SoC (System on Chip) wrapping the SERV RISC-V soft processor

See my GitHub page for the Verilog source code. Developed on an Icebreaker Lattice iCE40 FPGA board.

Based on the SERV RISC-V soft CPU, this enhancement adds XIP (Execute in Place), allowing far larger code and RAM space, freeing up valuable DPRAM areas and speeding up edit-compile-run cycles when developing in C.

FPGA Dev Board

Written in Verilog, the SERV CPU is a brilliant bit-serial soft CPU, designed by Olof Kindgren. It is the World's smallest RISC-V CPU. Olof's GitHub page and accompanying videos give a good description of how the bit-serial architecture allows the design of a tiny CPU core.

I wanted a small core, but I needed something with more Flash and RAM space than the base SERV implementation allowed. Inspired by the picosoc RISC-V by Claire Wolf, I looked at adding XIP, based on the picosoc, to SERV.

The synthesis stage gives the following output :

Info: Device utilisation:
Info:            ICESTORM_LC:  1462/ 5280    27%
Info:           ICESTORM_RAM:     1/   30     3%
Info:                  SB_IO:    21/   96    21%
Info:                  SB_GB:     8/    8   100%
Info:           ICESTORM_PLL:     1/    1   100%
Info:            SB_WARMBOOT:     0/    1     0%
Info:           ICESTORM_DSP:     0/    8     0%
Info:         ICESTORM_HFOSC:     0/    1     0%
Info:         ICESTORM_LFOSC:     0/    1     0%
Info:                 SB_I2C:     0/    2     0%
Info:                 SB_SPI:     0/    2     0%
Info:                 IO_I3C:     0/    2     0%
Info:            SB_LEDDA_IP:     0/    1     0%
Info:            SB_RGBA_DRV:     0/    1     0%
Info:         ICESTORM_SPRAM:     4/    4   100%

Olof produced a much smaller CPU, using around 500 LUT blocks. My 64-bit timer and interrupt handler added around 700 alone. Partly my code, partly by enabling irq logic in the CPU. But Olof's service is a highly constrained SoC. Claire Wolf's picosoc used nearer 4000 LC blocks. I saw the same effect, that it increased by 500 LUTs when I enabled irqs. It was running out of FPGA space using the picosoc that caused me to investigate smaller cores.

====================

• **Exercises to complete**:
1/ For each statement, say yes or no according to the SERV SoC page, and quote the words from the page that decide it: (a) The design was developed on an Icebreaker Lattice iCE40 FPGA board. (b) Claire Wolf's picosoc used about 500 LC blocks. (c) The SERV CPU was designed by Claire Wolf.
2/ Repeat word for word the part of the SERV SoC page that begins at the words "Written in Verilog, the" and stops after the words "picosoc, to SERV.".
The listing that comes next is separate material with no connection to the SERV SoC page.

• **Supplied material**:
====================

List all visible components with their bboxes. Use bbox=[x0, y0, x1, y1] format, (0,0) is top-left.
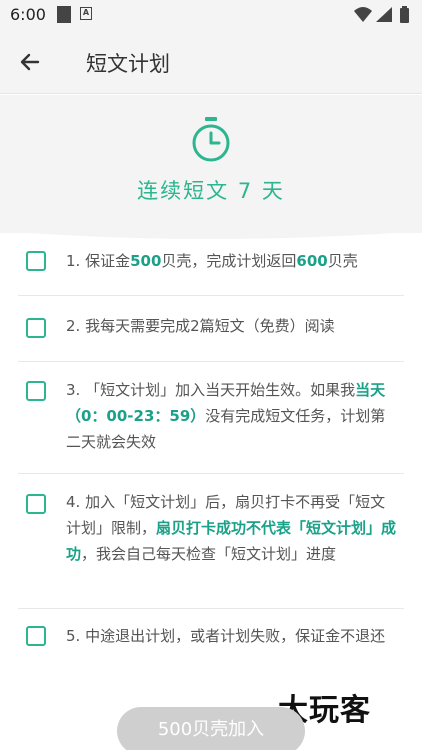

====================

• **Responses to the exercise**:
1/
(a) Yes: "Developed on an Icebreaker Lattice iCE40 FPGA board."
(b) No: "Claire Wolf's picosoc used nearer 4000 LC blocks."
(c) No: "the SERV CPU is a brilliant bit-serial soft CPU, designed by Olof Kindgren."

2/
Written in Verilog, the SERV CPU is a brilliant bit-serial soft CPU, designed by Olof Kindgren. It is the World's smallest RISC-V CPU. Olof's GitHub page and accompanying videos give a good description of how the bit-serial architecture allows the design of a tiny CPU core.

I wanted a small core, but I needed something with more Flash and RAM space than the base SERV implementation allowed. Inspired by the picosoc RISC-V by Claire Wolf, I looked at adding XIP, based on the picosoc, to SERV.